### Goal of the exercise
Starting at the line that contains "Output a JSON", write out every line through the last one in the records below, word for word. Leave out any pictures.

***** Exercise materials

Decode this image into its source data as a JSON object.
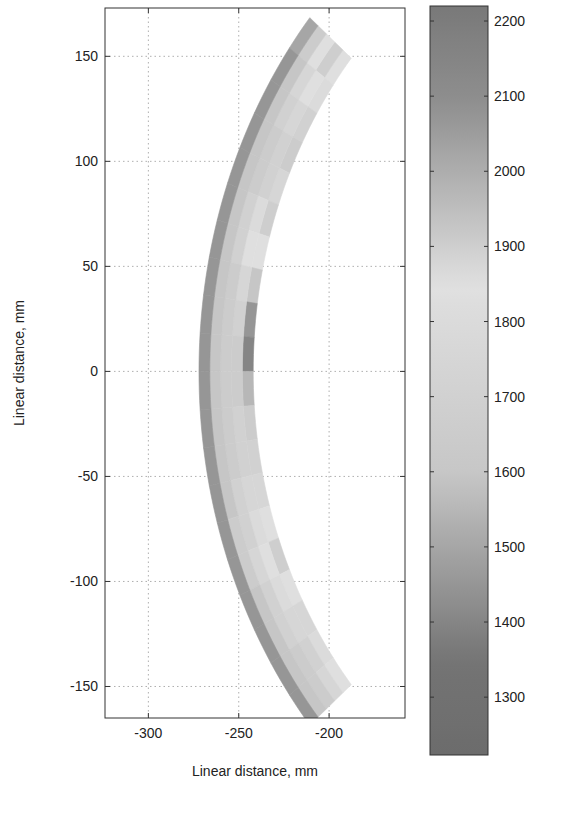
{
  "chart_data": {
    "type": "heatmap",
    "x_label": "Linear distance, mm",
    "y_label": "Linear distance, mm",
    "xlim": [
      -324,
      -158
    ],
    "ylim": [
      -165,
      173
    ],
    "xticks": [
      -300,
      -250,
      -200
    ],
    "yticks": [
      -150,
      -100,
      -50,
      0,
      50,
      100,
      150
    ],
    "grid": true,
    "cells": {
      "center": [
        -10,
        0
      ],
      "r_edges": [
        232,
        238,
        244,
        250,
        256,
        262
      ],
      "theta_edges": [
        140,
        144,
        148,
        152,
        156,
        160,
        164,
        168,
        172,
        176,
        180,
        184,
        188,
        192,
        196,
        200,
        204,
        208,
        212,
        216,
        220
      ],
      "values": [
        [
          1850,
          1800,
          1700,
          1650,
          1750,
          1900,
          1850,
          1600,
          1450,
          1400,
          1550,
          1650,
          1700,
          1750,
          1850,
          1900,
          1850,
          1750,
          1800,
          1850
        ],
        [
          1900,
          1850,
          1750,
          1700,
          1700,
          1800,
          1850,
          1750,
          1700,
          1650,
          1650,
          1700,
          1700,
          1750,
          1800,
          1850,
          1800,
          1750,
          1700,
          1750
        ],
        [
          1850,
          1750,
          1700,
          1650,
          1650,
          1700,
          1700,
          1650,
          1650,
          1650,
          1650,
          1650,
          1650,
          1700,
          1700,
          1750,
          1700,
          1700,
          1650,
          1650
        ],
        [
          1650,
          1600,
          1600,
          1600,
          1600,
          1600,
          1600,
          1600,
          1600,
          1600,
          1600,
          1600,
          1600,
          1600,
          1650,
          1650,
          1600,
          1600,
          1600,
          1600
        ],
        [
          1500,
          1450,
          1450,
          1450,
          1450,
          1450,
          1450,
          1450,
          1450,
          1450,
          1450,
          1450,
          1450,
          1450,
          1450,
          1450,
          1450,
          1450,
          1450,
          1450
        ]
      ]
    },
    "colorbar": {
      "range": [
        1223,
        2220
      ],
      "ticks": [
        1300,
        1400,
        1500,
        1600,
        1700,
        1800,
        1900,
        2000,
        2100,
        2200
      ]
    }
  }
}
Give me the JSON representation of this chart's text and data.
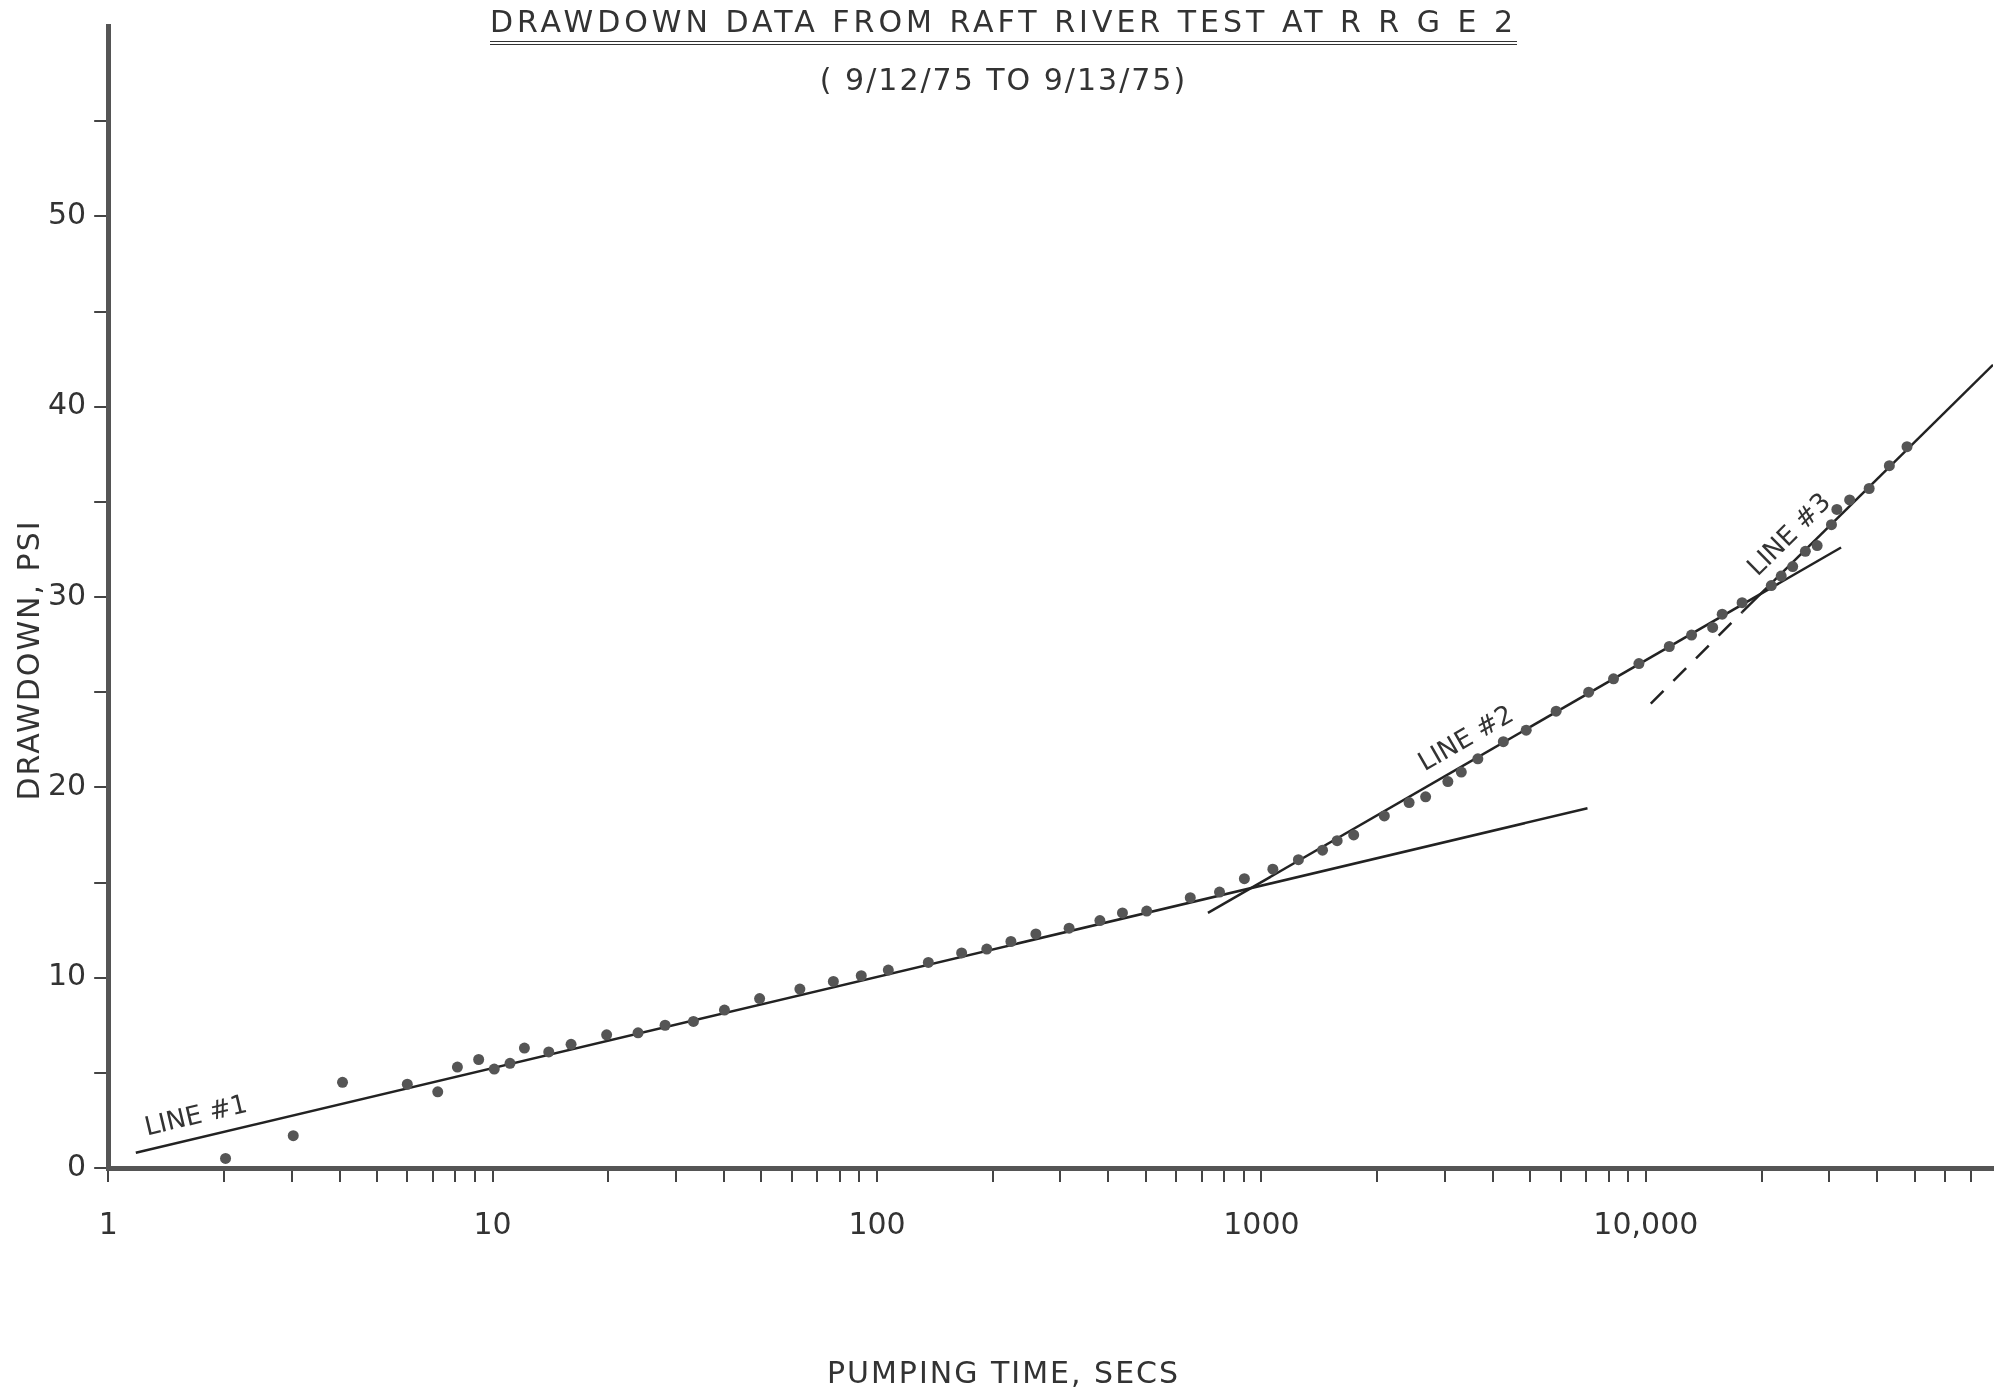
{
  "chart_data": {
    "type": "scatter",
    "title": "DRAWDOWN DATA FROM RAFT RIVER TEST AT R R G E 2",
    "subtitle": "( 9/12/75 TO 9/13/75)",
    "xlabel": "PUMPING TIME, SECS",
    "ylabel": "DRAWDOWN, PSI",
    "log": "x",
    "grid": false,
    "xlim": [
      1,
      80000
    ],
    "ylim": [
      0,
      60
    ],
    "xticks": [
      1,
      {
        "value": 2,
        "label": null
      },
      {
        "value": 3,
        "label": null
      },
      {
        "value": 4,
        "label": null
      },
      {
        "value": 5,
        "label": null
      },
      {
        "value": 6,
        "label": null
      },
      {
        "value": 7,
        "label": null
      },
      {
        "value": 8,
        "label": null
      },
      {
        "value": 9,
        "label": null
      },
      10,
      {
        "value": 20,
        "label": null
      },
      {
        "value": 30,
        "label": null
      },
      {
        "value": 40,
        "label": null
      },
      {
        "value": 50,
        "label": null
      },
      {
        "value": 60,
        "label": null
      },
      {
        "value": 70,
        "label": null
      },
      {
        "value": 80,
        "label": null
      },
      {
        "value": 90,
        "label": null
      },
      100,
      {
        "value": 200,
        "label": null
      },
      {
        "value": 300,
        "label": null
      },
      {
        "value": 400,
        "label": null
      },
      {
        "value": 500,
        "label": null
      },
      {
        "value": 600,
        "label": null
      },
      {
        "value": 700,
        "label": null
      },
      {
        "value": 800,
        "label": null
      },
      {
        "value": 900,
        "label": null
      },
      1000,
      {
        "value": 2000,
        "label": null
      },
      {
        "value": 3000,
        "label": null
      },
      {
        "value": 4000,
        "label": null
      },
      {
        "value": 5000,
        "label": null
      },
      {
        "value": 6000,
        "label": null
      },
      {
        "value": 7000,
        "label": null
      },
      {
        "value": 8000,
        "label": null
      },
      {
        "value": 9000,
        "label": null
      },
      {
        "value": 10000,
        "label": "10,000"
      },
      {
        "value": 20000,
        "label": null
      },
      {
        "value": 30000,
        "label": null
      },
      {
        "value": 40000,
        "label": null
      },
      {
        "value": 50000,
        "label": null
      },
      {
        "value": 60000,
        "label": null
      },
      {
        "value": 70000,
        "label": null
      }
    ],
    "yticks": [
      0,
      {
        "value": 5,
        "label": null
      },
      10,
      {
        "value": 15,
        "label": null
      },
      20,
      {
        "value": 25,
        "label": null
      },
      30,
      {
        "value": 35,
        "label": null
      },
      40,
      {
        "value": 45,
        "label": null
      },
      50,
      {
        "value": 55,
        "label": null
      }
    ],
    "series": [
      {
        "type": "scatter",
        "color": "#555555",
        "marker": "circle",
        "x": [
          2.02,
          3.03,
          4.07,
          6.0,
          7.2,
          8.1,
          9.2,
          10.1,
          11.1,
          12.1,
          14.0,
          16.0,
          19.8,
          23.9,
          28.1,
          33.3,
          40.1,
          49.5,
          63,
          77,
          91,
          107,
          136,
          166,
          193,
          223,
          259,
          316,
          380,
          435,
          503,
          653,
          778,
          903,
          1071,
          1248,
          1442,
          1574,
          1738,
          2088,
          2422,
          2674,
          3055,
          3311,
          3656,
          4259,
          4885,
          5843,
          7099,
          8240,
          9594,
          11510,
          13150,
          14920,
          15800,
          17800,
          21200,
          22500,
          24100,
          26000,
          27900,
          30400,
          31400,
          33900,
          38100,
          43000,
          47800
        ],
        "values": [
          0.5,
          1.7,
          4.5,
          4.4,
          4.0,
          5.3,
          5.7,
          5.2,
          5.5,
          6.3,
          6.1,
          6.5,
          7.0,
          7.1,
          7.5,
          7.7,
          8.3,
          8.9,
          9.4,
          9.8,
          10.1,
          10.4,
          10.8,
          11.3,
          11.5,
          11.9,
          12.3,
          12.6,
          13.0,
          13.4,
          13.5,
          14.2,
          14.5,
          15.2,
          15.7,
          16.2,
          16.7,
          17.2,
          17.5,
          18.5,
          19.2,
          19.5,
          20.3,
          20.8,
          21.5,
          22.4,
          23.0,
          24.0,
          25.0,
          25.7,
          26.5,
          27.4,
          28.0,
          28.4,
          29.1,
          29.7,
          30.6,
          31.1,
          31.6,
          32.4,
          32.7,
          33.8,
          34.6,
          35.1,
          35.7,
          36.9,
          37.9
        ]
      },
      {
        "type": "line",
        "name": "LINE #1",
        "color": "#222222",
        "marker": "none",
        "line_style": "solid",
        "x": [
          1.18,
          7050
        ],
        "values": [
          0.8,
          18.9
        ]
      },
      {
        "type": "line",
        "name": "LINE #2",
        "color": "#222222",
        "marker": "none",
        "line_style": "solid",
        "x": [
          726,
          32200
        ],
        "values": [
          13.4,
          32.6
        ]
      },
      {
        "type": "line",
        "name": "LINE #3",
        "color": "#222222",
        "marker": "none",
        "line_style": "solid",
        "x": [
          17800,
          80000
        ],
        "values": [
          29.2,
          42.2
        ]
      },
      {
        "type": "line",
        "color": "#222222",
        "marker": "none",
        "line_style": "dashed",
        "x": [
          10300,
          17800
        ],
        "values": [
          24.4,
          29.2
        ]
      }
    ]
  }
}
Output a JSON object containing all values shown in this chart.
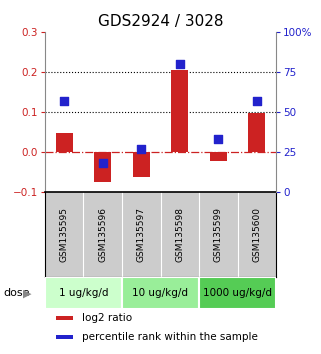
{
  "title": "GDS2924 / 3028",
  "samples": [
    "GSM135595",
    "GSM135596",
    "GSM135597",
    "GSM135598",
    "GSM135599",
    "GSM135600"
  ],
  "log2_ratio": [
    0.048,
    -0.075,
    -0.063,
    0.205,
    -0.022,
    0.098
  ],
  "percentile_rank": [
    57,
    18,
    27,
    80,
    33,
    57
  ],
  "ylim_left": [
    -0.1,
    0.3
  ],
  "ylim_right": [
    0,
    100
  ],
  "yticks_left": [
    -0.1,
    0.0,
    0.1,
    0.2,
    0.3
  ],
  "yticks_right": [
    0,
    25,
    50,
    75,
    100
  ],
  "ytick_labels_right": [
    "0",
    "25",
    "50",
    "75",
    "100%"
  ],
  "hlines": [
    0.1,
    0.2
  ],
  "dose_groups": [
    {
      "label": "1 ug/kg/d",
      "samples": [
        0,
        1
      ],
      "color": "#ccffcc"
    },
    {
      "label": "10 ug/kg/d",
      "samples": [
        2,
        3
      ],
      "color": "#99ee99"
    },
    {
      "label": "1000 ug/kg/d",
      "samples": [
        4,
        5
      ],
      "color": "#55cc55"
    }
  ],
  "bar_color": "#cc2222",
  "dot_color": "#2222cc",
  "bar_width": 0.45,
  "dot_size": 30,
  "legend_items": [
    {
      "color": "#cc2222",
      "label": "log2 ratio"
    },
    {
      "color": "#2222cc",
      "label": "percentile rank within the sample"
    }
  ],
  "ylabel_left_color": "#cc2222",
  "ylabel_right_color": "#2222cc",
  "title_fontsize": 11,
  "tick_fontsize": 7.5,
  "legend_fontsize": 7.5,
  "sample_label_color": "#cccccc",
  "sample_label_fontsize": 6.5
}
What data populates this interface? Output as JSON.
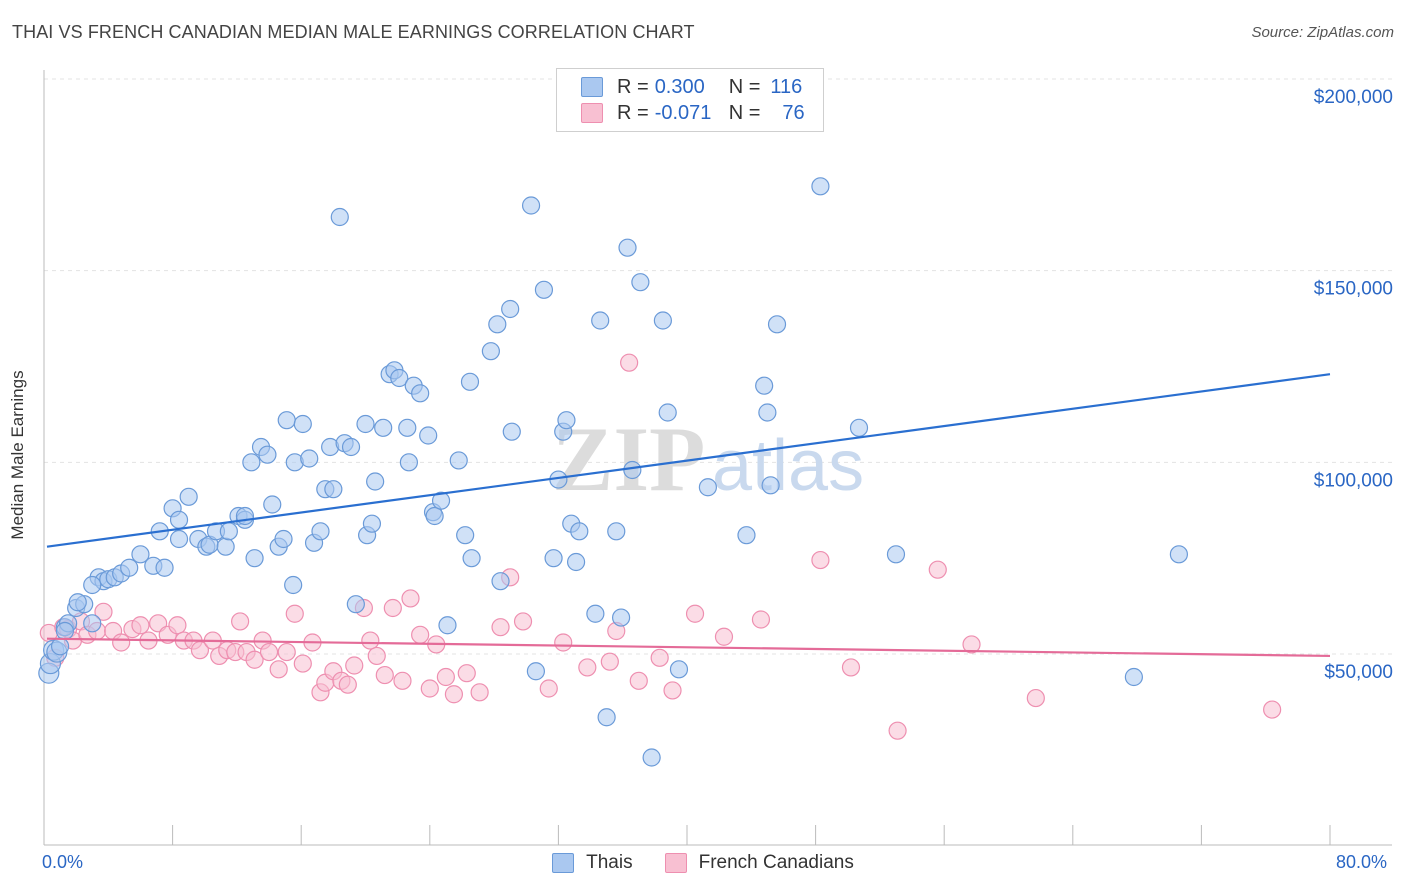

**********

### Exercise answer
Output a JSON object containing all values shown in this chart.
{
  "title": "GDS2924 / 3028",
  "samples": [
    "GSM135595",
    "GSM135596",
    "GSM135597",
    "GSM135598",
    "GSM135599",
    "GSM135600"
  ],
  "log2_ratio": [
    0.048,
    -0.075,
    -0.063,
    0.205,
    -0.022,
    0.098
  ],
  "percentile_rank": [
    57,
    18,
    27,
    80,
    33,
    57
  ],
  "ylim_left": [
    -0.1,
    0.3
  ],
  "ylim_right": [
    0,
    100
  ],
  "yticks_left": [
    -0.1,
    0.0,
    0.1,
    0.2,
    0.3
  ],
  "yticks_right": [
    0,
    25,
    50,
    75,
    100
  ],
  "ytick_labels_right": [
    "0",
    "25",
    "50",
    "75",
    "100%"
  ],
  "hlines": [
    0.1,
    0.2
  ],
  "dose_groups": [
    {
      "label": "1 ug/kg/d",
      "samples": [
        0,
        1
      ],
      "color": "#ccffcc"
    },
    {
      "label": "10 ug/kg/d",
      "samples": [
        2,
        3
      ],
      "color": "#99ee99"
    },
    {
      "label": "1000 ug/kg/d",
      "samples": [
        4,
        5
      ],
      "color": "#55cc55"
    }
  ],
  "bar_color": "#cc2222",
  "dot_color": "#2222cc",
  "bar_width": 0.45,
  "dot_size": 30,
  "legend_items": [
    {
      "color": "#cc2222",
      "label": "log2 ratio"
    },
    {
      "color": "#2222cc",
      "label": "percentile rank within the sample"
    }
  ],
  "ylabel_left_color": "#cc2222",
  "ylabel_right_color": "#2222cc",
  "title_fontsize": 11,
  "tick_fontsize": 7.5,
  "legend_fontsize": 7.5,
  "sample_label_color": "#cccccc",
  "sample_label_fontsize": 6.5
}
What data populates this interface? Output as JSON.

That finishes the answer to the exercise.